• WHAT IS NEEDED:
Quote the records that follow in full and exactly; leave out the pictures.
--- STORED ROWS ---
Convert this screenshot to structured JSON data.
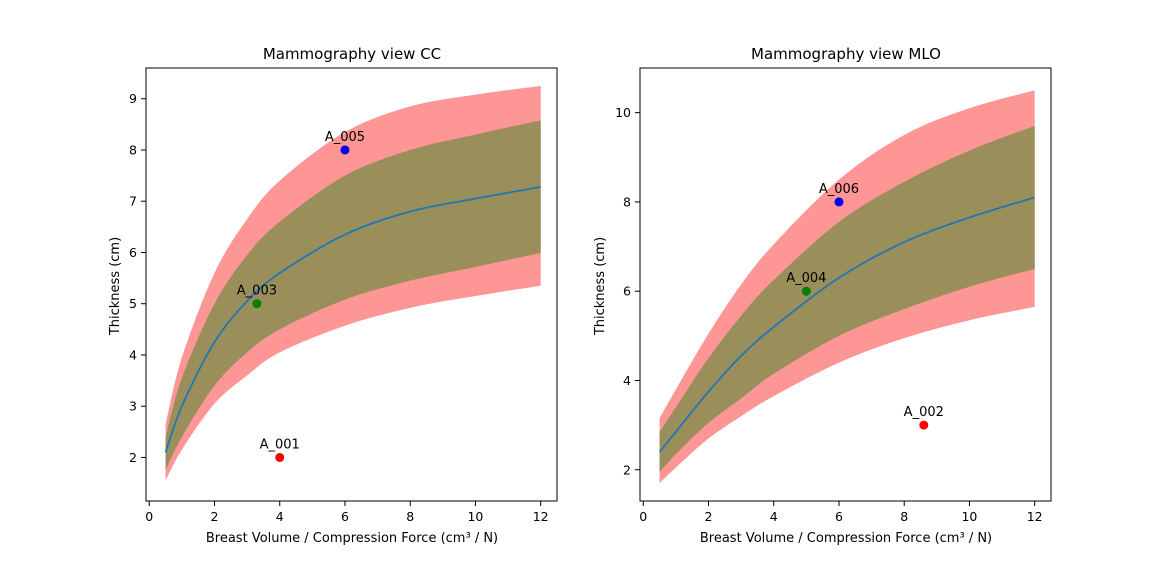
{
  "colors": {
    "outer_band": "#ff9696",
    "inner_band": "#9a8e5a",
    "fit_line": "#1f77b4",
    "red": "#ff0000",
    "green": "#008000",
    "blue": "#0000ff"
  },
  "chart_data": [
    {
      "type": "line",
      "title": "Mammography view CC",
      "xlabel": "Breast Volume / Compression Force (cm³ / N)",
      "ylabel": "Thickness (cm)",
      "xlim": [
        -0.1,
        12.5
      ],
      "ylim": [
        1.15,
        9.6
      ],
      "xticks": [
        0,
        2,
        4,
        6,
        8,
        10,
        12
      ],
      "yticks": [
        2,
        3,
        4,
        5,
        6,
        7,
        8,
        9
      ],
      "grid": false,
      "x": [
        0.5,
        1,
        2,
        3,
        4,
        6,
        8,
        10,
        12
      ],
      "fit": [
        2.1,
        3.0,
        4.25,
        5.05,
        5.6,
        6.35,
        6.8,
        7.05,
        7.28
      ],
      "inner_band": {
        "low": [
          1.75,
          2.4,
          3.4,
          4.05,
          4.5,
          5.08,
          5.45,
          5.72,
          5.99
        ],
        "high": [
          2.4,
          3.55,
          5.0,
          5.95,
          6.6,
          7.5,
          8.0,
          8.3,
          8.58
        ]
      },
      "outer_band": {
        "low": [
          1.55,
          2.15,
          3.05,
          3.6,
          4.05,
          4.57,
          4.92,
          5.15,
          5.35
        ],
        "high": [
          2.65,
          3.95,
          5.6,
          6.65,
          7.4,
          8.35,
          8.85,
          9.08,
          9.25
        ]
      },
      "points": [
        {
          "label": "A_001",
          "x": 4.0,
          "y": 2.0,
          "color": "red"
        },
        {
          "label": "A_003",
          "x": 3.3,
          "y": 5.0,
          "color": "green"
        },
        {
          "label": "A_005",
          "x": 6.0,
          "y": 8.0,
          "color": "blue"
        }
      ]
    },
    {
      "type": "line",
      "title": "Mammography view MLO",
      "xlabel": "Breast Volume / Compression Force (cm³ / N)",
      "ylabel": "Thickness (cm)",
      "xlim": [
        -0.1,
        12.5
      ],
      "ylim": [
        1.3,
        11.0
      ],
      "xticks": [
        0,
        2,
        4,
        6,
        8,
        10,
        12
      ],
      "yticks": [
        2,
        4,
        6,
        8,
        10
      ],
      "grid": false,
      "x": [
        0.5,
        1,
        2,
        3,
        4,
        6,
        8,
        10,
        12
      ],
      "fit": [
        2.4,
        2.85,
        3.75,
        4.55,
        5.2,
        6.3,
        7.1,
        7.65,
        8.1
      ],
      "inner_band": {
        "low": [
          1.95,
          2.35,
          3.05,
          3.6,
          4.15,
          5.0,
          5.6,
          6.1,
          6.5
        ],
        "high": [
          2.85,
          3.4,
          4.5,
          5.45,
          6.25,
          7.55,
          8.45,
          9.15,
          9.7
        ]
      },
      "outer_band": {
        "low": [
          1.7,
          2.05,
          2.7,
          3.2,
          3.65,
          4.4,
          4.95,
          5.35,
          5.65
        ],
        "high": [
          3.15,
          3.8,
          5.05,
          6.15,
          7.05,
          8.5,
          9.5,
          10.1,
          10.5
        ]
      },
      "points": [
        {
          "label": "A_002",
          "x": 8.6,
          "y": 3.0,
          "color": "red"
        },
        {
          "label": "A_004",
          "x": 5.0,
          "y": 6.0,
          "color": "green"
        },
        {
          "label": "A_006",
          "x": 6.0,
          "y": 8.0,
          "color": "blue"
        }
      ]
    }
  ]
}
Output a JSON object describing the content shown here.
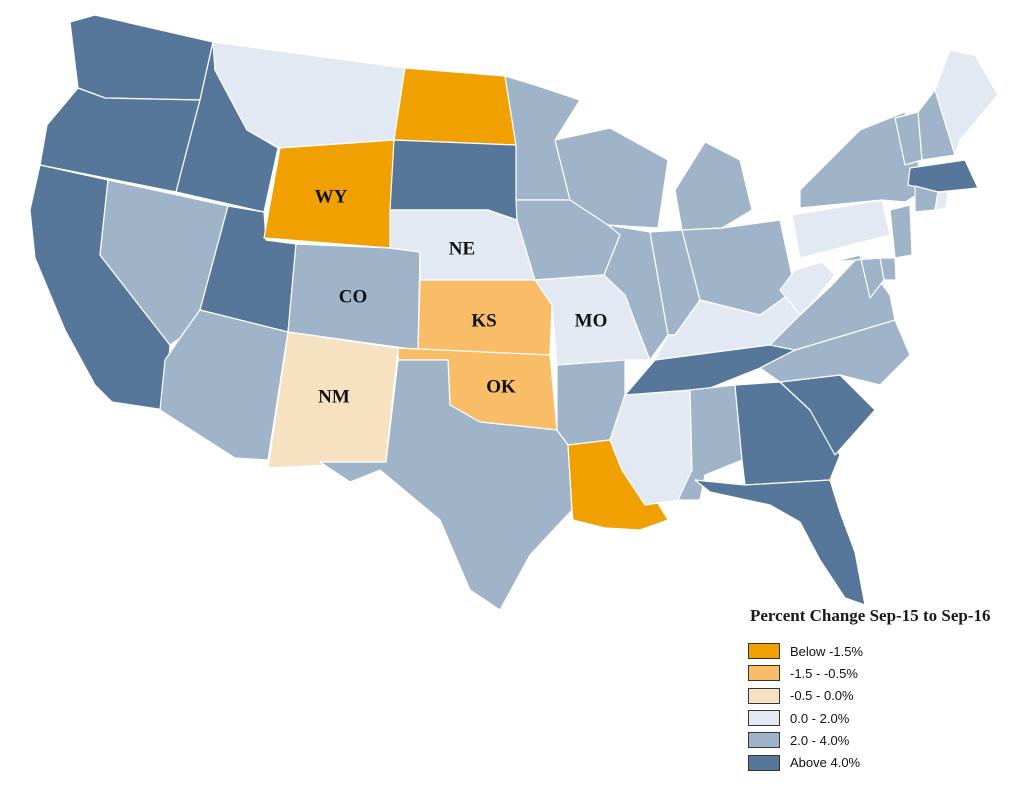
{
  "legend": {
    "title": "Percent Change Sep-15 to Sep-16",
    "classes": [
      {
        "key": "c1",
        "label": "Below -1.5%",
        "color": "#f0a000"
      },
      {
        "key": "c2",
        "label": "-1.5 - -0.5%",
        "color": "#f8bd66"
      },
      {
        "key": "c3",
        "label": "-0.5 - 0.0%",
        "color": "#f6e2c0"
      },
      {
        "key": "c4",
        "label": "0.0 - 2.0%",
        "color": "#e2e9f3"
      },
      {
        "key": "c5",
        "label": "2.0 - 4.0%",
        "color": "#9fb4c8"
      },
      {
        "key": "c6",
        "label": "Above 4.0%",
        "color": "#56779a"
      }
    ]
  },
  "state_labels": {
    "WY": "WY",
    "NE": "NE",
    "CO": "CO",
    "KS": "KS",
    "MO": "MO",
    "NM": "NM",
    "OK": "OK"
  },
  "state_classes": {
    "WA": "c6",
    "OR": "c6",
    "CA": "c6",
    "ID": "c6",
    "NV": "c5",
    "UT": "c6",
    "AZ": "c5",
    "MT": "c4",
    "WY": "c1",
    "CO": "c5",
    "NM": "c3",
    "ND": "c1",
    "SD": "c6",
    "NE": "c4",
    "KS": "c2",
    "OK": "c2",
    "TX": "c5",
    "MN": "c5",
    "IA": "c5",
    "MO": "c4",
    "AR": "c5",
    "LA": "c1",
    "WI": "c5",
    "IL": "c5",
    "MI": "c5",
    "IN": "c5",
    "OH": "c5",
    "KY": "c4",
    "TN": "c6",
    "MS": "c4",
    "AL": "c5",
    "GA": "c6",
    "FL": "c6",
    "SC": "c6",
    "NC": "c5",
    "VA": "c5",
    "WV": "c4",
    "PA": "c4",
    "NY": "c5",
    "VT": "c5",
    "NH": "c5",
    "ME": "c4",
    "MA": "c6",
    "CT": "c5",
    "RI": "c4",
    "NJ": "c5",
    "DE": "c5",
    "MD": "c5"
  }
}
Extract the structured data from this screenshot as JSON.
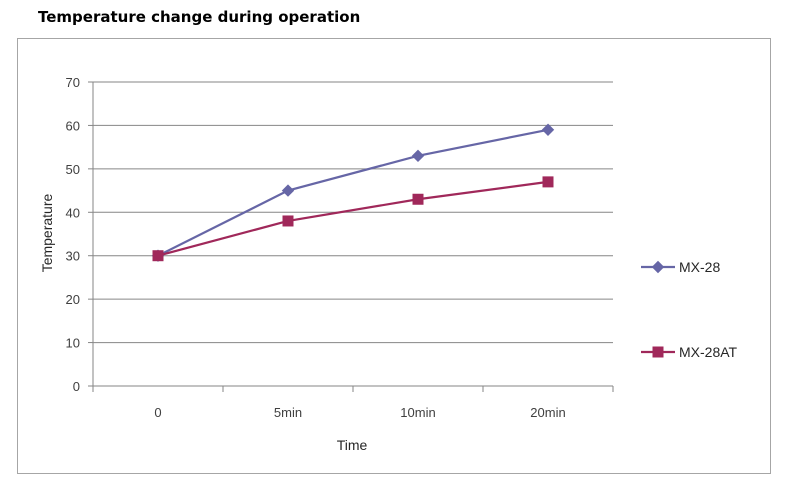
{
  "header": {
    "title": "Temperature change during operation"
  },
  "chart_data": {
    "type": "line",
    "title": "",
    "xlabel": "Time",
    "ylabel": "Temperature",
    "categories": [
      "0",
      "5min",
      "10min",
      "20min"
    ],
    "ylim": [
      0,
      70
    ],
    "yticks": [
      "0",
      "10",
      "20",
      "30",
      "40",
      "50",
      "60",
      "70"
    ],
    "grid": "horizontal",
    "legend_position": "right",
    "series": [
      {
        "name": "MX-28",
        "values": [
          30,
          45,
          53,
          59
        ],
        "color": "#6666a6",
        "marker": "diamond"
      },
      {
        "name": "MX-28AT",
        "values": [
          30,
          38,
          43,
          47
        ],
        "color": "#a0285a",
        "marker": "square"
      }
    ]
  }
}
---
• RESULT OF THIS EXERCISE:
Convert this screenshot to structured JSON data.
{
  "colors": {
    "outer_band": "#ff9696",
    "inner_band": "#9a8e5a",
    "fit_line": "#1f77b4",
    "red": "#ff0000",
    "green": "#008000",
    "blue": "#0000ff"
  },
  "chart_data": [
    {
      "type": "line",
      "title": "Mammography view CC",
      "xlabel": "Breast Volume / Compression Force (cm³ / N)",
      "ylabel": "Thickness (cm)",
      "xlim": [
        -0.1,
        12.5
      ],
      "ylim": [
        1.15,
        9.6
      ],
      "xticks": [
        0,
        2,
        4,
        6,
        8,
        10,
        12
      ],
      "yticks": [
        2,
        3,
        4,
        5,
        6,
        7,
        8,
        9
      ],
      "grid": false,
      "x": [
        0.5,
        1,
        2,
        3,
        4,
        6,
        8,
        10,
        12
      ],
      "fit": [
        2.1,
        3.0,
        4.25,
        5.05,
        5.6,
        6.35,
        6.8,
        7.05,
        7.28
      ],
      "inner_band": {
        "low": [
          1.75,
          2.4,
          3.4,
          4.05,
          4.5,
          5.08,
          5.45,
          5.72,
          5.99
        ],
        "high": [
          2.4,
          3.55,
          5.0,
          5.95,
          6.6,
          7.5,
          8.0,
          8.3,
          8.58
        ]
      },
      "outer_band": {
        "low": [
          1.55,
          2.15,
          3.05,
          3.6,
          4.05,
          4.57,
          4.92,
          5.15,
          5.35
        ],
        "high": [
          2.65,
          3.95,
          5.6,
          6.65,
          7.4,
          8.35,
          8.85,
          9.08,
          9.25
        ]
      },
      "points": [
        {
          "label": "A_001",
          "x": 4.0,
          "y": 2.0,
          "color": "red"
        },
        {
          "label": "A_003",
          "x": 3.3,
          "y": 5.0,
          "color": "green"
        },
        {
          "label": "A_005",
          "x": 6.0,
          "y": 8.0,
          "color": "blue"
        }
      ]
    },
    {
      "type": "line",
      "title": "Mammography view MLO",
      "xlabel": "Breast Volume / Compression Force (cm³ / N)",
      "ylabel": "Thickness (cm)",
      "xlim": [
        -0.1,
        12.5
      ],
      "ylim": [
        1.3,
        11.0
      ],
      "xticks": [
        0,
        2,
        4,
        6,
        8,
        10,
        12
      ],
      "yticks": [
        2,
        4,
        6,
        8,
        10
      ],
      "grid": false,
      "x": [
        0.5,
        1,
        2,
        3,
        4,
        6,
        8,
        10,
        12
      ],
      "fit": [
        2.4,
        2.85,
        3.75,
        4.55,
        5.2,
        6.3,
        7.1,
        7.65,
        8.1
      ],
      "inner_band": {
        "low": [
          1.95,
          2.35,
          3.05,
          3.6,
          4.15,
          5.0,
          5.6,
          6.1,
          6.5
        ],
        "high": [
          2.85,
          3.4,
          4.5,
          5.45,
          6.25,
          7.55,
          8.45,
          9.15,
          9.7
        ]
      },
      "outer_band": {
        "low": [
          1.7,
          2.05,
          2.7,
          3.2,
          3.65,
          4.4,
          4.95,
          5.35,
          5.65
        ],
        "high": [
          3.15,
          3.8,
          5.05,
          6.15,
          7.05,
          8.5,
          9.5,
          10.1,
          10.5
        ]
      },
      "points": [
        {
          "label": "A_002",
          "x": 8.6,
          "y": 3.0,
          "color": "red"
        },
        {
          "label": "A_004",
          "x": 5.0,
          "y": 6.0,
          "color": "green"
        },
        {
          "label": "A_006",
          "x": 6.0,
          "y": 8.0,
          "color": "blue"
        }
      ]
    }
  ]
}
Output a JSON object describing the content shown here.
{
  "legend": {
    "title": "Percent Change Sep-15 to Sep-16",
    "classes": [
      {
        "key": "c1",
        "label": "Below -1.5%",
        "color": "#f0a000"
      },
      {
        "key": "c2",
        "label": "-1.5 - -0.5%",
        "color": "#f8bd66"
      },
      {
        "key": "c3",
        "label": "-0.5 - 0.0%",
        "color": "#f6e2c0"
      },
      {
        "key": "c4",
        "label": "0.0 - 2.0%",
        "color": "#e2e9f3"
      },
      {
        "key": "c5",
        "label": "2.0 - 4.0%",
        "color": "#9fb4c8"
      },
      {
        "key": "c6",
        "label": "Above 4.0%",
        "color": "#56779a"
      }
    ]
  },
  "state_labels": {
    "WY": "WY",
    "NE": "NE",
    "CO": "CO",
    "KS": "KS",
    "MO": "MO",
    "NM": "NM",
    "OK": "OK"
  },
  "state_classes": {
    "WA": "c6",
    "OR": "c6",
    "CA": "c6",
    "ID": "c6",
    "NV": "c5",
    "UT": "c6",
    "AZ": "c5",
    "MT": "c4",
    "WY": "c1",
    "CO": "c5",
    "NM": "c3",
    "ND": "c1",
    "SD": "c6",
    "NE": "c4",
    "KS": "c2",
    "OK": "c2",
    "TX": "c5",
    "MN": "c5",
    "IA": "c5",
    "MO": "c4",
    "AR": "c5",
    "LA": "c1",
    "WI": "c5",
    "IL": "c5",
    "MI": "c5",
    "IN": "c5",
    "OH": "c5",
    "KY": "c4",
    "TN": "c6",
    "MS": "c4",
    "AL": "c5",
    "GA": "c6",
    "FL": "c6",
    "SC": "c6",
    "NC": "c5",
    "VA": "c5",
    "WV": "c4",
    "PA": "c4",
    "NY": "c5",
    "VT": "c5",
    "NH": "c5",
    "ME": "c4",
    "MA": "c6",
    "CT": "c5",
    "RI": "c4",
    "NJ": "c5",
    "DE": "c5",
    "MD": "c5"
  }
}
Extract the structured data from this screenshot as JSON.
{
  "header": {
    "title": "Temperature change during operation"
  },
  "chart_data": {
    "type": "line",
    "title": "",
    "xlabel": "Time",
    "ylabel": "Temperature",
    "categories": [
      "0",
      "5min",
      "10min",
      "20min"
    ],
    "ylim": [
      0,
      70
    ],
    "yticks": [
      "0",
      "10",
      "20",
      "30",
      "40",
      "50",
      "60",
      "70"
    ],
    "grid": "horizontal",
    "legend_position": "right",
    "series": [
      {
        "name": "MX-28",
        "values": [
          30,
          45,
          53,
          59
        ],
        "color": "#6666a6",
        "marker": "diamond"
      },
      {
        "name": "MX-28AT",
        "values": [
          30,
          38,
          43,
          47
        ],
        "color": "#a0285a",
        "marker": "square"
      }
    ]
  }
}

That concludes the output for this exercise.